◆ **PROBLEM STATEMENT**
Find "Parse this screenshot: output" in the data below; transcribe the line it appears on and each line after it, exactly, to the end, and nothing else.

◆ **GIVEN INFORMATION**
──────────────────────────────

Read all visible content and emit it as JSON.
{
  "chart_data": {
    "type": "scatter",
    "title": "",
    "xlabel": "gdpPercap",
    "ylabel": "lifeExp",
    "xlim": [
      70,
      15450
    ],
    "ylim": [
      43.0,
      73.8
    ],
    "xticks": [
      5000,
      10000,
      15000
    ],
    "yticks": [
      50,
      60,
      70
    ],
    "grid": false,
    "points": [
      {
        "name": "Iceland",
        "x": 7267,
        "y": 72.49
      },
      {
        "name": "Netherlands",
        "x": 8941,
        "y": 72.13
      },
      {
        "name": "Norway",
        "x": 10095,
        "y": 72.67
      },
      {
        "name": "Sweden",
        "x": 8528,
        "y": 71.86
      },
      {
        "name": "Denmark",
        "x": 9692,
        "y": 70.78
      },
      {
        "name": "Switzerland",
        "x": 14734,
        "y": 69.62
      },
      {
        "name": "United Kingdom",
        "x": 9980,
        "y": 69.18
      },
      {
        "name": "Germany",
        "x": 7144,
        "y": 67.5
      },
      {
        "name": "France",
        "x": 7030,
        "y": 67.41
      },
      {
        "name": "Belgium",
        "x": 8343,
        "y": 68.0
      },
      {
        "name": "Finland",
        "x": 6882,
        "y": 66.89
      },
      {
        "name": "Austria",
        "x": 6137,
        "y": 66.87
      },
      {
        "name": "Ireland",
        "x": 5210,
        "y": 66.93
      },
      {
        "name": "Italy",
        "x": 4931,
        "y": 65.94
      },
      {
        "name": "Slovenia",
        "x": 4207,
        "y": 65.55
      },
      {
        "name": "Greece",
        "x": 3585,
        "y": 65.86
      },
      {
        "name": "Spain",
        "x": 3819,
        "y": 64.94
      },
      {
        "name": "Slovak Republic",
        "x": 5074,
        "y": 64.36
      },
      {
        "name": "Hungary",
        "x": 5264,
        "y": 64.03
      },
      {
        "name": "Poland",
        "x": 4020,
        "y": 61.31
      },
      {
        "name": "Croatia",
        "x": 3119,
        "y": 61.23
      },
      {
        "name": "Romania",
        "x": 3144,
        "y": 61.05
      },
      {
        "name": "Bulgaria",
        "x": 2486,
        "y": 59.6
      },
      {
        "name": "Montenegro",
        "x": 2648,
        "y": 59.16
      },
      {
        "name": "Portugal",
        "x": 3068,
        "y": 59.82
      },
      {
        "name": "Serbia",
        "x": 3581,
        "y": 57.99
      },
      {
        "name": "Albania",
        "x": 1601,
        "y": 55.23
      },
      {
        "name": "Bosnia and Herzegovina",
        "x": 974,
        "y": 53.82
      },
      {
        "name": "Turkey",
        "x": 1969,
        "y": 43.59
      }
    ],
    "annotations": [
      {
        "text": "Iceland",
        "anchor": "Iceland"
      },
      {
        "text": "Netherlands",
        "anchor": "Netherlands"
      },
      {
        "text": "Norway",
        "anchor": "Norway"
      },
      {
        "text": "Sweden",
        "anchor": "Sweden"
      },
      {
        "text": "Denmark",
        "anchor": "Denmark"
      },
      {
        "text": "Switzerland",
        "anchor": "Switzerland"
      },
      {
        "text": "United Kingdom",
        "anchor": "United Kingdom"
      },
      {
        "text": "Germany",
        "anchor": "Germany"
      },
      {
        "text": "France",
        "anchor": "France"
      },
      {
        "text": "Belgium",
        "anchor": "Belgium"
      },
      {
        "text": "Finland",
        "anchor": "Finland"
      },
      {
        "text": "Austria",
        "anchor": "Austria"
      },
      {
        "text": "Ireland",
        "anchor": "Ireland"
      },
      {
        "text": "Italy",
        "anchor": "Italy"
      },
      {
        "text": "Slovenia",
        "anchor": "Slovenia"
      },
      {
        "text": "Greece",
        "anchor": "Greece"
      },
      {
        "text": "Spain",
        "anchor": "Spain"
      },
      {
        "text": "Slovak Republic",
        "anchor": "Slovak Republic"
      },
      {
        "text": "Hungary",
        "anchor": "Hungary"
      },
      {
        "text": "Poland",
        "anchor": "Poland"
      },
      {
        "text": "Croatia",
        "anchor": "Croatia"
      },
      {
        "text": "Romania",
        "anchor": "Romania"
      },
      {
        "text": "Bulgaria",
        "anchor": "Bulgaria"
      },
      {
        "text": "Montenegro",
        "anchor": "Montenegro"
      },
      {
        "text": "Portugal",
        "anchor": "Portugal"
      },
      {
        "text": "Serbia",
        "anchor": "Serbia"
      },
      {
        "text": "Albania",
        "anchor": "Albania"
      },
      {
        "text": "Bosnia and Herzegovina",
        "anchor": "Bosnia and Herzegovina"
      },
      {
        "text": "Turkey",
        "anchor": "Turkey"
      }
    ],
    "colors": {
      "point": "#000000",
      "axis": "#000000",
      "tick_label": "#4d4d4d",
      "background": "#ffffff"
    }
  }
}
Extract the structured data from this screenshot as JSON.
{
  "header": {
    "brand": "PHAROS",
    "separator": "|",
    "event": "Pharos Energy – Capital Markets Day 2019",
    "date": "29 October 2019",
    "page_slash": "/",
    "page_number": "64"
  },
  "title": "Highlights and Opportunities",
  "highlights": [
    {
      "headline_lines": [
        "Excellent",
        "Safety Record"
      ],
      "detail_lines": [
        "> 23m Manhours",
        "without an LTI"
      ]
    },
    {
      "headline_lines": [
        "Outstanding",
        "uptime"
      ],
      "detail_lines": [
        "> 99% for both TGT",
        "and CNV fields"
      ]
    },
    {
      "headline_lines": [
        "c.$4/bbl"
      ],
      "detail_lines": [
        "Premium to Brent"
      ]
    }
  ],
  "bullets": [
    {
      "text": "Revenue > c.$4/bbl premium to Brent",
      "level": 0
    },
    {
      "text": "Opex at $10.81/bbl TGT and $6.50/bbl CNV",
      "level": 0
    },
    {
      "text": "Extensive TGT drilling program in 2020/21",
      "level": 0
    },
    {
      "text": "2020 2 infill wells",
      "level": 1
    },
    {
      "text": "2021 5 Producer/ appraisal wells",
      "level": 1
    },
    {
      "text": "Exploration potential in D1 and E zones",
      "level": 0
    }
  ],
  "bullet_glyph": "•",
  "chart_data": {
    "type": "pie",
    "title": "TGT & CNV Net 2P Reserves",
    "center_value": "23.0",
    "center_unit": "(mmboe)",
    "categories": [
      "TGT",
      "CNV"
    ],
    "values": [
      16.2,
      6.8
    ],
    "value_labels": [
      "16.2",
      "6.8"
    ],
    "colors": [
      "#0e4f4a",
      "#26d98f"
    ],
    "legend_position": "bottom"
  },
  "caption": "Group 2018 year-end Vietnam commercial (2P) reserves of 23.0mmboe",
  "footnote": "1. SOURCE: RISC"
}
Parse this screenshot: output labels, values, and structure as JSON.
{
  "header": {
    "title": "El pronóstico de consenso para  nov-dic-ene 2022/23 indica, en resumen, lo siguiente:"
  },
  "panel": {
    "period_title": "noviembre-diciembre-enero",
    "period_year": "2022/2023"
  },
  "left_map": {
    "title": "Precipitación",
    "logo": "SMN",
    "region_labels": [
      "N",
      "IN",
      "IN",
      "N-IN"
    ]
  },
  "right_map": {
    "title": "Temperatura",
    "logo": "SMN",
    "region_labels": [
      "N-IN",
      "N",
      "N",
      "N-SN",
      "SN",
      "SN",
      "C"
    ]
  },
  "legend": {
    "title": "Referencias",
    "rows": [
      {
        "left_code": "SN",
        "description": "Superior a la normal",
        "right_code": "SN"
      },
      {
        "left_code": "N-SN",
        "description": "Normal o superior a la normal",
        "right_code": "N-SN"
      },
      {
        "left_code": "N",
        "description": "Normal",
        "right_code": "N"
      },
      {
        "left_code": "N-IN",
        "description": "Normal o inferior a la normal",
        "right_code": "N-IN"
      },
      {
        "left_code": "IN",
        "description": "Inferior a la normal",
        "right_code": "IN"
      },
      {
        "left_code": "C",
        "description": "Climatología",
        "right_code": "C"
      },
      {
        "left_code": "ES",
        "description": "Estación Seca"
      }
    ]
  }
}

──────────────────────────────

◆ **RESPONSE FOR THIS EXERCISE**
Parse this screenshot: output labels, values, and structure as JSON.
{
  "header": {
    "title": "El pronóstico de consenso para  nov-dic-ene 2022/23 indica, en resumen, lo siguiente:"
  },
  "panel": {
    "period_title": "noviembre-diciembre-enero",
    "period_year": "2022/2023"
  },
  "left_map": {
    "title": "Precipitación",
    "logo": "SMN",
    "region_labels": [
      "N",
      "IN",
      "IN",
      "N-IN"
    ]
  },
  "right_map": {
    "title": "Temperatura",
    "logo": "SMN",
    "region_labels": [
      "N-IN",
      "N",
      "N",
      "N-SN",
      "SN",
      "SN",
      "C"
    ]
  },
  "legend": {
    "title": "Referencias",
    "rows": [
      {
        "left_code": "SN",
        "description": "Superior a la normal",
        "right_code": "SN"
      },
      {
        "left_code": "N-SN",
        "description": "Normal o superior a la normal",
        "right_code": "N-SN"
      },
      {
        "left_code": "N",
        "description": "Normal",
        "right_code": "N"
      },
      {
        "left_code": "N-IN",
        "description": "Normal o inferior a la normal",
        "right_code": "N-IN"
      },
      {
        "left_code": "IN",
        "description": "Inferior a la normal",
        "right_code": "IN"
      },
      {
        "left_code": "C",
        "description": "Climatología",
        "right_code": "C"
      },
      {
        "left_code": "ES",
        "description": "Estación Seca"
      }
    ]
  }
}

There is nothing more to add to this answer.